**THE REQUEST**
Return the whole listing, keeping every character the same.

[Saved data entries]
◆ ◆ ◆

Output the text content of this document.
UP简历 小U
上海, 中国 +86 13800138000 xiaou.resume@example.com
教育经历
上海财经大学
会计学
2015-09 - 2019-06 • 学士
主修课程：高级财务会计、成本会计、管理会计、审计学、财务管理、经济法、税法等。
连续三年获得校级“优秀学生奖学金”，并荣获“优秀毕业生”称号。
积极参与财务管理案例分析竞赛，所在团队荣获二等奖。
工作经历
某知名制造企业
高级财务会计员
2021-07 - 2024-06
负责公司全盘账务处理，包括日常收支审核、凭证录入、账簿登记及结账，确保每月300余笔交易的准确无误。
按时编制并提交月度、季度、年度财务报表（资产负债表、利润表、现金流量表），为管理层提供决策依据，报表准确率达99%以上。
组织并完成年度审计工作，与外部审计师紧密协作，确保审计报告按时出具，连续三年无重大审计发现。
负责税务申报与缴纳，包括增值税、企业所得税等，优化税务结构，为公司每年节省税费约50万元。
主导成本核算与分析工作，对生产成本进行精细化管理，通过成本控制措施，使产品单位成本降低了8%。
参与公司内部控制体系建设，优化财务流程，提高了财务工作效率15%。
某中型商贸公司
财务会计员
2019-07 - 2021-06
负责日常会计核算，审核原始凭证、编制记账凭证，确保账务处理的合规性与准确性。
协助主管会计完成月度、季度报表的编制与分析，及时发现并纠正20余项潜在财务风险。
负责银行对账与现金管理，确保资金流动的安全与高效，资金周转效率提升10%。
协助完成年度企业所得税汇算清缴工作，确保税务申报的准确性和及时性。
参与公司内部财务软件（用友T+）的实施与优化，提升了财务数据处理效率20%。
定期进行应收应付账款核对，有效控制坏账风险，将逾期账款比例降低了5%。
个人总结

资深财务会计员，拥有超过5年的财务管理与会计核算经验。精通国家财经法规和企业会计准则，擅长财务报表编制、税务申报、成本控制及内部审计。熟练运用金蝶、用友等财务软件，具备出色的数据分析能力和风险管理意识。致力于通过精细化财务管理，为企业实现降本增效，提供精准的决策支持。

◆ ◆ ◆

**FINISHED TASK**
Output the text content of this document.
UP简历 小U
上海, 中国 +86 13800138000 xiaou.resume@example.com
教育经历
上海财经大学
会计学
2015-09 - 2019-06 • 学士
主修课程：高级财务会计、成本会计、管理会计、审计学、财务管理、经济法、税法等。
连续三年获得校级“优秀学生奖学金”，并荣获“优秀毕业生”称号。
积极参与财务管理案例分析竞赛，所在团队荣获二等奖。
工作经历
某知名制造企业
高级财务会计员
2021-07 - 2024-06
负责公司全盘账务处理，包括日常收支审核、凭证录入、账簿登记及结账，确保每月300余笔交易的准确无误。
按时编制并提交月度、季度、年度财务报表（资产负债表、利润表、现金流量表），为管理层提供决策依据，报表准确率达99%以上。
组织并完成年度审计工作，与外部审计师紧密协作，确保审计报告按时出具，连续三年无重大审计发现。
负责税务申报与缴纳，包括增值税、企业所得税等，优化税务结构，为公司每年节省税费约50万元。
主导成本核算与分析工作，对生产成本进行精细化管理，通过成本控制措施，使产品单位成本降低了8%。
参与公司内部控制体系建设，优化财务流程，提高了财务工作效率15%。
某中型商贸公司
财务会计员
2019-07 - 2021-06
负责日常会计核算，审核原始凭证、编制记账凭证，确保账务处理的合规性与准确性。
协助主管会计完成月度、季度报表的编制与分析，及时发现并纠正20余项潜在财务风险。
负责银行对账与现金管理，确保资金流动的安全与高效，资金周转效率提升10%。
协助完成年度企业所得税汇算清缴工作，确保税务申报的准确性和及时性。
参与公司内部财务软件（用友T+）的实施与优化，提升了财务数据处理效率20%。
定期进行应收应付账款核对，有效控制坏账风险，将逾期账款比例降低了5%。
个人总结

资深财务会计员，拥有超过5年的财务管理与会计核算经验。精通国家财经法规和企业会计准则，擅长财务报表编制、税务申报、成本控制及内部审计。熟练运用金蝶、用友等财务软件，具备出色的数据分析能力和风险管理意识。致力于通过精细化财务管理，为企业实现降本增效，提供精准的决策支持。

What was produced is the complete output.